▶ _RECORDS TO USE_:

========================

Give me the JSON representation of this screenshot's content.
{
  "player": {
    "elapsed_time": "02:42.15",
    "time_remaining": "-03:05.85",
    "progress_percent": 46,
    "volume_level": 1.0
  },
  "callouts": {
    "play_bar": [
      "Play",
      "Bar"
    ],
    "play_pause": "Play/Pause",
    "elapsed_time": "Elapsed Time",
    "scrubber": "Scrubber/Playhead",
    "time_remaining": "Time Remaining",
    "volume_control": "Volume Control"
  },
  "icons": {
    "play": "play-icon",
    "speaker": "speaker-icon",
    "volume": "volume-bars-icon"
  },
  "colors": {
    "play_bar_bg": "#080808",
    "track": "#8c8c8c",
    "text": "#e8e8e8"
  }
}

========================

▶ _PROBLEM REQUIREMENTS_: Please repeat the material above, word for word and in full.

▶ _RESULT BELOW_:
Give me the JSON representation of this screenshot's content.
{
  "player": {
    "elapsed_time": "02:42.15",
    "time_remaining": "-03:05.85",
    "progress_percent": 46,
    "volume_level": 1.0
  },
  "callouts": {
    "play_bar": [
      "Play",
      "Bar"
    ],
    "play_pause": "Play/Pause",
    "elapsed_time": "Elapsed Time",
    "scrubber": "Scrubber/Playhead",
    "time_remaining": "Time Remaining",
    "volume_control": "Volume Control"
  },
  "icons": {
    "play": "play-icon",
    "speaker": "speaker-icon",
    "volume": "volume-bars-icon"
  },
  "colors": {
    "play_bar_bg": "#080808",
    "track": "#8c8c8c",
    "text": "#e8e8e8"
  }
}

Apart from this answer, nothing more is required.